(WORK TO BE COMPLETED): Print every entry word for word, but omit the pictures.

(SUPPLIED MATERIAL):
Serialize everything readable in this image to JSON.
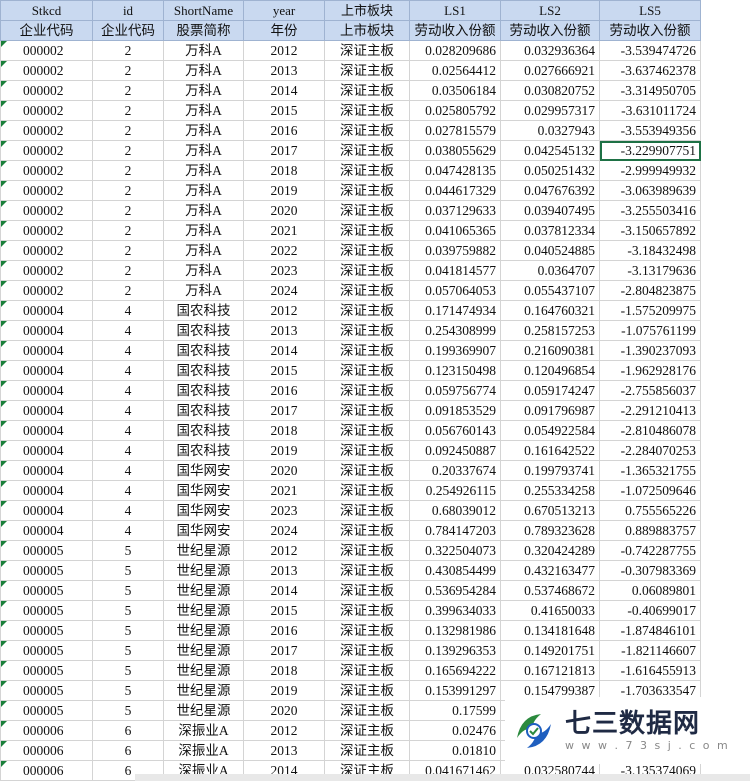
{
  "headers": {
    "row1": [
      "Stkcd",
      "id",
      "ShortName",
      "year",
      "上市板块",
      "LS1",
      "LS2",
      "LS5"
    ],
    "row2": [
      "企业代码",
      "企业代码",
      "股票简称",
      "年份",
      "上市板块",
      "劳动收入份额",
      "劳动收入份额",
      "劳动收入份额"
    ]
  },
  "rows": [
    [
      "000002",
      "2",
      "万科A",
      "2012",
      "深证主板",
      "0.028209686",
      "0.032936364",
      "-3.539474726"
    ],
    [
      "000002",
      "2",
      "万科A",
      "2013",
      "深证主板",
      "0.02564412",
      "0.027666921",
      "-3.637462378"
    ],
    [
      "000002",
      "2",
      "万科A",
      "2014",
      "深证主板",
      "0.03506184",
      "0.030820752",
      "-3.314950705"
    ],
    [
      "000002",
      "2",
      "万科A",
      "2015",
      "深证主板",
      "0.025805792",
      "0.029957317",
      "-3.631011724"
    ],
    [
      "000002",
      "2",
      "万科A",
      "2016",
      "深证主板",
      "0.027815579",
      "0.0327943",
      "-3.553949356"
    ],
    [
      "000002",
      "2",
      "万科A",
      "2017",
      "深证主板",
      "0.038055629",
      "0.042545132",
      "-3.229907751"
    ],
    [
      "000002",
      "2",
      "万科A",
      "2018",
      "深证主板",
      "0.047428135",
      "0.050251432",
      "-2.999949932"
    ],
    [
      "000002",
      "2",
      "万科A",
      "2019",
      "深证主板",
      "0.044617329",
      "0.047676392",
      "-3.063989639"
    ],
    [
      "000002",
      "2",
      "万科A",
      "2020",
      "深证主板",
      "0.037129633",
      "0.039407495",
      "-3.255503416"
    ],
    [
      "000002",
      "2",
      "万科A",
      "2021",
      "深证主板",
      "0.041065365",
      "0.037812334",
      "-3.150657892"
    ],
    [
      "000002",
      "2",
      "万科A",
      "2022",
      "深证主板",
      "0.039759882",
      "0.040524885",
      "-3.18432498"
    ],
    [
      "000002",
      "2",
      "万科A",
      "2023",
      "深证主板",
      "0.041814577",
      "0.0364707",
      "-3.13179636"
    ],
    [
      "000002",
      "2",
      "万科A",
      "2024",
      "深证主板",
      "0.057064053",
      "0.055437107",
      "-2.804823875"
    ],
    [
      "000004",
      "4",
      "国农科技",
      "2012",
      "深证主板",
      "0.171474934",
      "0.164760321",
      "-1.575209975"
    ],
    [
      "000004",
      "4",
      "国农科技",
      "2013",
      "深证主板",
      "0.254308999",
      "0.258157253",
      "-1.075761199"
    ],
    [
      "000004",
      "4",
      "国农科技",
      "2014",
      "深证主板",
      "0.199369907",
      "0.216090381",
      "-1.390237093"
    ],
    [
      "000004",
      "4",
      "国农科技",
      "2015",
      "深证主板",
      "0.123150498",
      "0.120496854",
      "-1.962928176"
    ],
    [
      "000004",
      "4",
      "国农科技",
      "2016",
      "深证主板",
      "0.059756774",
      "0.059174247",
      "-2.755856037"
    ],
    [
      "000004",
      "4",
      "国农科技",
      "2017",
      "深证主板",
      "0.091853529",
      "0.091796987",
      "-2.291210413"
    ],
    [
      "000004",
      "4",
      "国农科技",
      "2018",
      "深证主板",
      "0.056760143",
      "0.054922584",
      "-2.810486078"
    ],
    [
      "000004",
      "4",
      "国农科技",
      "2019",
      "深证主板",
      "0.092450887",
      "0.161642522",
      "-2.284070253"
    ],
    [
      "000004",
      "4",
      "国华网安",
      "2020",
      "深证主板",
      "0.20337674",
      "0.199793741",
      "-1.365321755"
    ],
    [
      "000004",
      "4",
      "国华网安",
      "2021",
      "深证主板",
      "0.254926115",
      "0.255334258",
      "-1.072509646"
    ],
    [
      "000004",
      "4",
      "国华网安",
      "2023",
      "深证主板",
      "0.68039012",
      "0.670513213",
      "0.755565226"
    ],
    [
      "000004",
      "4",
      "国华网安",
      "2024",
      "深证主板",
      "0.784147203",
      "0.789323628",
      "0.889883757"
    ],
    [
      "000005",
      "5",
      "世纪星源",
      "2012",
      "深证主板",
      "0.322504073",
      "0.320424289",
      "-0.742287755"
    ],
    [
      "000005",
      "5",
      "世纪星源",
      "2013",
      "深证主板",
      "0.430854499",
      "0.432163477",
      "-0.307983369"
    ],
    [
      "000005",
      "5",
      "世纪星源",
      "2014",
      "深证主板",
      "0.536954284",
      "0.537468672",
      "0.06089801"
    ],
    [
      "000005",
      "5",
      "世纪星源",
      "2015",
      "深证主板",
      "0.399634033",
      "0.41650033",
      "-0.40699017"
    ],
    [
      "000005",
      "5",
      "世纪星源",
      "2016",
      "深证主板",
      "0.132981986",
      "0.134181648",
      "-1.874846101"
    ],
    [
      "000005",
      "5",
      "世纪星源",
      "2017",
      "深证主板",
      "0.139296353",
      "0.149201751",
      "-1.821146607"
    ],
    [
      "000005",
      "5",
      "世纪星源",
      "2018",
      "深证主板",
      "0.165694222",
      "0.167121813",
      "-1.616455913"
    ],
    [
      "000005",
      "5",
      "世纪星源",
      "2019",
      "深证主板",
      "0.153991297",
      "0.154799387",
      "-1.703633547"
    ],
    [
      "000005",
      "5",
      "世纪星源",
      "2020",
      "深证主板",
      "0.17599",
      "",
      "82"
    ],
    [
      "000006",
      "6",
      "深振业A",
      "2012",
      "深证主板",
      "0.02476",
      "",
      "82"
    ],
    [
      "000006",
      "6",
      "深振业A",
      "2013",
      "深证主板",
      "0.01810",
      "",
      "96"
    ],
    [
      "000006",
      "6",
      "深振业A",
      "2014",
      "深证主板",
      "0.041671462",
      "0.032580744",
      "-3.135374069"
    ]
  ],
  "selected_cell": {
    "row": 5,
    "col": 7
  },
  "watermark": {
    "title": "七三数据网",
    "url": "w w w . 7 3 s j . c o m"
  },
  "colors": {
    "header_bg": "#c9d9f0",
    "selection": "#1e7145",
    "marker": "#1a7f3a"
  }
}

(EXERCISE ANSWER):
Serialize everything readable in this image to JSON.
{
  "headers": {
    "row1": [
      "Stkcd",
      "id",
      "ShortName",
      "year",
      "上市板块",
      "LS1",
      "LS2",
      "LS5"
    ],
    "row2": [
      "企业代码",
      "企业代码",
      "股票简称",
      "年份",
      "上市板块",
      "劳动收入份额",
      "劳动收入份额",
      "劳动收入份额"
    ]
  },
  "rows": [
    [
      "000002",
      "2",
      "万科A",
      "2012",
      "深证主板",
      "0.028209686",
      "0.032936364",
      "-3.539474726"
    ],
    [
      "000002",
      "2",
      "万科A",
      "2013",
      "深证主板",
      "0.02564412",
      "0.027666921",
      "-3.637462378"
    ],
    [
      "000002",
      "2",
      "万科A",
      "2014",
      "深证主板",
      "0.03506184",
      "0.030820752",
      "-3.314950705"
    ],
    [
      "000002",
      "2",
      "万科A",
      "2015",
      "深证主板",
      "0.025805792",
      "0.029957317",
      "-3.631011724"
    ],
    [
      "000002",
      "2",
      "万科A",
      "2016",
      "深证主板",
      "0.027815579",
      "0.0327943",
      "-3.553949356"
    ],
    [
      "000002",
      "2",
      "万科A",
      "2017",
      "深证主板",
      "0.038055629",
      "0.042545132",
      "-3.229907751"
    ],
    [
      "000002",
      "2",
      "万科A",
      "2018",
      "深证主板",
      "0.047428135",
      "0.050251432",
      "-2.999949932"
    ],
    [
      "000002",
      "2",
      "万科A",
      "2019",
      "深证主板",
      "0.044617329",
      "0.047676392",
      "-3.063989639"
    ],
    [
      "000002",
      "2",
      "万科A",
      "2020",
      "深证主板",
      "0.037129633",
      "0.039407495",
      "-3.255503416"
    ],
    [
      "000002",
      "2",
      "万科A",
      "2021",
      "深证主板",
      "0.041065365",
      "0.037812334",
      "-3.150657892"
    ],
    [
      "000002",
      "2",
      "万科A",
      "2022",
      "深证主板",
      "0.039759882",
      "0.040524885",
      "-3.18432498"
    ],
    [
      "000002",
      "2",
      "万科A",
      "2023",
      "深证主板",
      "0.041814577",
      "0.0364707",
      "-3.13179636"
    ],
    [
      "000002",
      "2",
      "万科A",
      "2024",
      "深证主板",
      "0.057064053",
      "0.055437107",
      "-2.804823875"
    ],
    [
      "000004",
      "4",
      "国农科技",
      "2012",
      "深证主板",
      "0.171474934",
      "0.164760321",
      "-1.575209975"
    ],
    [
      "000004",
      "4",
      "国农科技",
      "2013",
      "深证主板",
      "0.254308999",
      "0.258157253",
      "-1.075761199"
    ],
    [
      "000004",
      "4",
      "国农科技",
      "2014",
      "深证主板",
      "0.199369907",
      "0.216090381",
      "-1.390237093"
    ],
    [
      "000004",
      "4",
      "国农科技",
      "2015",
      "深证主板",
      "0.123150498",
      "0.120496854",
      "-1.962928176"
    ],
    [
      "000004",
      "4",
      "国农科技",
      "2016",
      "深证主板",
      "0.059756774",
      "0.059174247",
      "-2.755856037"
    ],
    [
      "000004",
      "4",
      "国农科技",
      "2017",
      "深证主板",
      "0.091853529",
      "0.091796987",
      "-2.291210413"
    ],
    [
      "000004",
      "4",
      "国农科技",
      "2018",
      "深证主板",
      "0.056760143",
      "0.054922584",
      "-2.810486078"
    ],
    [
      "000004",
      "4",
      "国农科技",
      "2019",
      "深证主板",
      "0.092450887",
      "0.161642522",
      "-2.284070253"
    ],
    [
      "000004",
      "4",
      "国华网安",
      "2020",
      "深证主板",
      "0.20337674",
      "0.199793741",
      "-1.365321755"
    ],
    [
      "000004",
      "4",
      "国华网安",
      "2021",
      "深证主板",
      "0.254926115",
      "0.255334258",
      "-1.072509646"
    ],
    [
      "000004",
      "4",
      "国华网安",
      "2023",
      "深证主板",
      "0.68039012",
      "0.670513213",
      "0.755565226"
    ],
    [
      "000004",
      "4",
      "国华网安",
      "2024",
      "深证主板",
      "0.784147203",
      "0.789323628",
      "0.889883757"
    ],
    [
      "000005",
      "5",
      "世纪星源",
      "2012",
      "深证主板",
      "0.322504073",
      "0.320424289",
      "-0.742287755"
    ],
    [
      "000005",
      "5",
      "世纪星源",
      "2013",
      "深证主板",
      "0.430854499",
      "0.432163477",
      "-0.307983369"
    ],
    [
      "000005",
      "5",
      "世纪星源",
      "2014",
      "深证主板",
      "0.536954284",
      "0.537468672",
      "0.06089801"
    ],
    [
      "000005",
      "5",
      "世纪星源",
      "2015",
      "深证主板",
      "0.399634033",
      "0.41650033",
      "-0.40699017"
    ],
    [
      "000005",
      "5",
      "世纪星源",
      "2016",
      "深证主板",
      "0.132981986",
      "0.134181648",
      "-1.874846101"
    ],
    [
      "000005",
      "5",
      "世纪星源",
      "2017",
      "深证主板",
      "0.139296353",
      "0.149201751",
      "-1.821146607"
    ],
    [
      "000005",
      "5",
      "世纪星源",
      "2018",
      "深证主板",
      "0.165694222",
      "0.167121813",
      "-1.616455913"
    ],
    [
      "000005",
      "5",
      "世纪星源",
      "2019",
      "深证主板",
      "0.153991297",
      "0.154799387",
      "-1.703633547"
    ],
    [
      "000005",
      "5",
      "世纪星源",
      "2020",
      "深证主板",
      "0.17599",
      "",
      "82"
    ],
    [
      "000006",
      "6",
      "深振业A",
      "2012",
      "深证主板",
      "0.02476",
      "",
      "82"
    ],
    [
      "000006",
      "6",
      "深振业A",
      "2013",
      "深证主板",
      "0.01810",
      "",
      "96"
    ],
    [
      "000006",
      "6",
      "深振业A",
      "2014",
      "深证主板",
      "0.041671462",
      "0.032580744",
      "-3.135374069"
    ]
  ],
  "selected_cell": {
    "row": 5,
    "col": 7
  },
  "watermark": {
    "title": "七三数据网",
    "url": "w w w . 7 3 s j . c o m"
  },
  "colors": {
    "header_bg": "#c9d9f0",
    "selection": "#1e7145",
    "marker": "#1a7f3a"
  }
}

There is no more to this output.